Repeat each entry as written and leave the images out of the copy.

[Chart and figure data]
######

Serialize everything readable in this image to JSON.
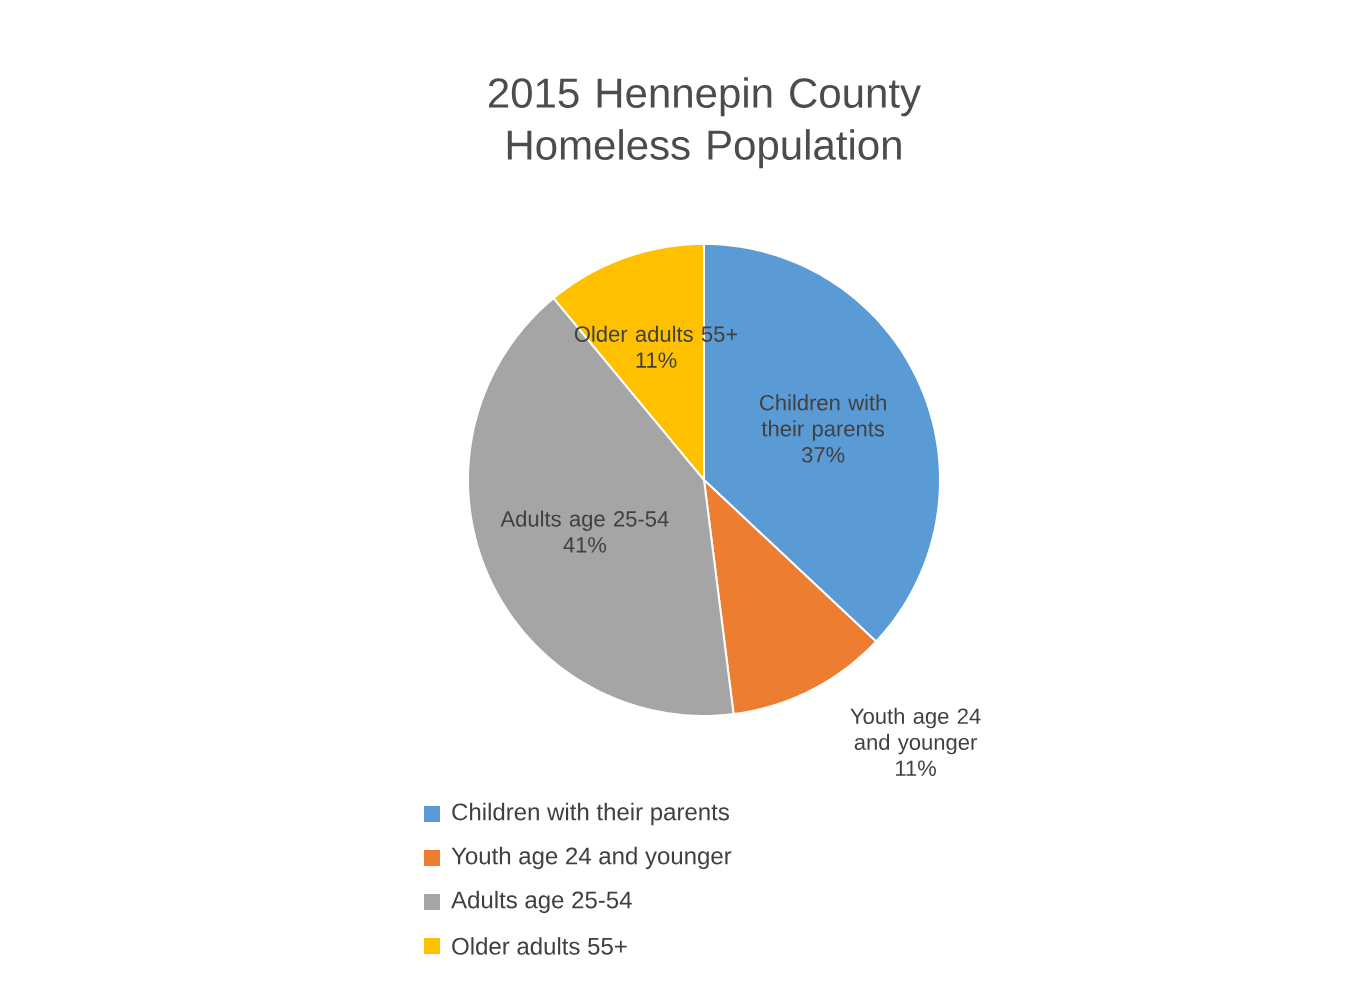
{
  "chart_data": {
    "type": "pie",
    "title": "2015 Hennepin County Homeless Population",
    "categories": [
      "Children with their parents",
      "Youth age 24 and younger",
      "Adults age 25-54",
      "Older adults 55+"
    ],
    "values": [
      37,
      11,
      41,
      11
    ],
    "value_labels": [
      "37%",
      "11%",
      "41%",
      "11%"
    ],
    "colors": [
      "#5b9bd5",
      "#ed7d31",
      "#a5a5a5",
      "#ffc000"
    ],
    "legend": "bottom"
  }
}
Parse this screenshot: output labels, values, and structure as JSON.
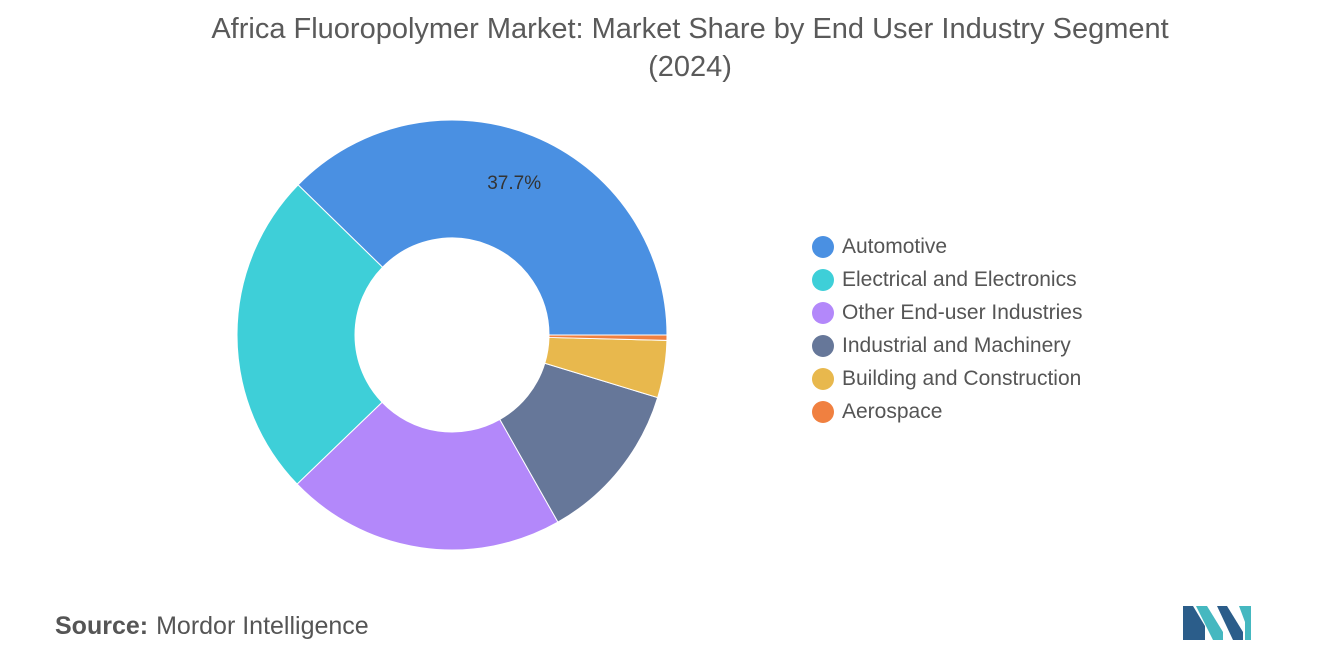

######

* [Task response]
Serialize everything readable in this image to JSON.
{
  "chart_data": {
    "type": "pie",
    "title": "2015 Hennepin County Homeless Population",
    "categories": [
      "Children with their parents",
      "Youth age 24 and younger",
      "Adults age 25-54",
      "Older adults 55+"
    ],
    "values": [
      37,
      11,
      41,
      11
    ],
    "value_labels": [
      "37%",
      "11%",
      "41%",
      "11%"
    ],
    "colors": [
      "#5b9bd5",
      "#ed7d31",
      "#a5a5a5",
      "#ffc000"
    ],
    "legend": "bottom"
  }
}
Parse this screenshot: output labels, values, and structure as JSON.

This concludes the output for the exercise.